Directive: Give every entry again, word for word.

Record extracts:

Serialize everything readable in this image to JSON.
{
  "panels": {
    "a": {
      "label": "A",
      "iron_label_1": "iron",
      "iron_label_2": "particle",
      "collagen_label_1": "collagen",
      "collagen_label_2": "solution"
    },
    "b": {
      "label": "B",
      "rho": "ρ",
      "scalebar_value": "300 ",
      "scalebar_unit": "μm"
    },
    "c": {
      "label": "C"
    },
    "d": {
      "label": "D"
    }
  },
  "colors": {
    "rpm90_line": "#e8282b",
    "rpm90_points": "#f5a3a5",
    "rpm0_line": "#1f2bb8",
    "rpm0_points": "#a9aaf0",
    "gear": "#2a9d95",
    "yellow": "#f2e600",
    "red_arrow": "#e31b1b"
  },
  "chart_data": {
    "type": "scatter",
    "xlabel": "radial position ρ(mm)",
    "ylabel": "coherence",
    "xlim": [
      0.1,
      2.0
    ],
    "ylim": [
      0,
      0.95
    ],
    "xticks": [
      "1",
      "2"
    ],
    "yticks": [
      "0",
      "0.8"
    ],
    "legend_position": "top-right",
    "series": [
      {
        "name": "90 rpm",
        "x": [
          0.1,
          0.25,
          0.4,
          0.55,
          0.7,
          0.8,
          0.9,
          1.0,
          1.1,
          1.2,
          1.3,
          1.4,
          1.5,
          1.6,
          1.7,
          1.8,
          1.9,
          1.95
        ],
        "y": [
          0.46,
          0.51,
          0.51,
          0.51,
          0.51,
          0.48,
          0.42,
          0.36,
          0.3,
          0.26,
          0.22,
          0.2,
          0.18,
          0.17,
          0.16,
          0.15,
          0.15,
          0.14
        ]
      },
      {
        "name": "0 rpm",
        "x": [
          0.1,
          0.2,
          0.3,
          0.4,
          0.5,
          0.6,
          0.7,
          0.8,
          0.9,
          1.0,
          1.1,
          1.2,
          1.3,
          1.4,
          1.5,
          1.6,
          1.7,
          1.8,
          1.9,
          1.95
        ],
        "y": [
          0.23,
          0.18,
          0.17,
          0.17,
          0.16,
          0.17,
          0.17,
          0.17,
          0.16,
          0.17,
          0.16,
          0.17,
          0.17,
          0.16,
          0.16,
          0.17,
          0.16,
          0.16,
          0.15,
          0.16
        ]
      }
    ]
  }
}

Completed task:
Serialize everything readable in this image to JSON.
{
  "panels": {
    "a": {
      "label": "A",
      "iron_label_1": "iron",
      "iron_label_2": "particle",
      "collagen_label_1": "collagen",
      "collagen_label_2": "solution"
    },
    "b": {
      "label": "B",
      "rho": "ρ",
      "scalebar_value": "300 ",
      "scalebar_unit": "μm"
    },
    "c": {
      "label": "C"
    },
    "d": {
      "label": "D"
    }
  },
  "colors": {
    "rpm90_line": "#e8282b",
    "rpm90_points": "#f5a3a5",
    "rpm0_line": "#1f2bb8",
    "rpm0_points": "#a9aaf0",
    "gear": "#2a9d95",
    "yellow": "#f2e600",
    "red_arrow": "#e31b1b"
  },
  "chart_data": {
    "type": "scatter",
    "xlabel": "radial position ρ(mm)",
    "ylabel": "coherence",
    "xlim": [
      0.1,
      2.0
    ],
    "ylim": [
      0,
      0.95
    ],
    "xticks": [
      "1",
      "2"
    ],
    "yticks": [
      "0",
      "0.8"
    ],
    "legend_position": "top-right",
    "series": [
      {
        "name": "90 rpm",
        "x": [
          0.1,
          0.25,
          0.4,
          0.55,
          0.7,
          0.8,
          0.9,
          1.0,
          1.1,
          1.2,
          1.3,
          1.4,
          1.5,
          1.6,
          1.7,
          1.8,
          1.9,
          1.95
        ],
        "y": [
          0.46,
          0.51,
          0.51,
          0.51,
          0.51,
          0.48,
          0.42,
          0.36,
          0.3,
          0.26,
          0.22,
          0.2,
          0.18,
          0.17,
          0.16,
          0.15,
          0.15,
          0.14
        ]
      },
      {
        "name": "0 rpm",
        "x": [
          0.1,
          0.2,
          0.3,
          0.4,
          0.5,
          0.6,
          0.7,
          0.8,
          0.9,
          1.0,
          1.1,
          1.2,
          1.3,
          1.4,
          1.5,
          1.6,
          1.7,
          1.8,
          1.9,
          1.95
        ],
        "y": [
          0.23,
          0.18,
          0.17,
          0.17,
          0.16,
          0.17,
          0.17,
          0.17,
          0.16,
          0.17,
          0.16,
          0.17,
          0.17,
          0.16,
          0.16,
          0.17,
          0.16,
          0.16,
          0.15,
          0.16
        ]
      }
    ]
  }
}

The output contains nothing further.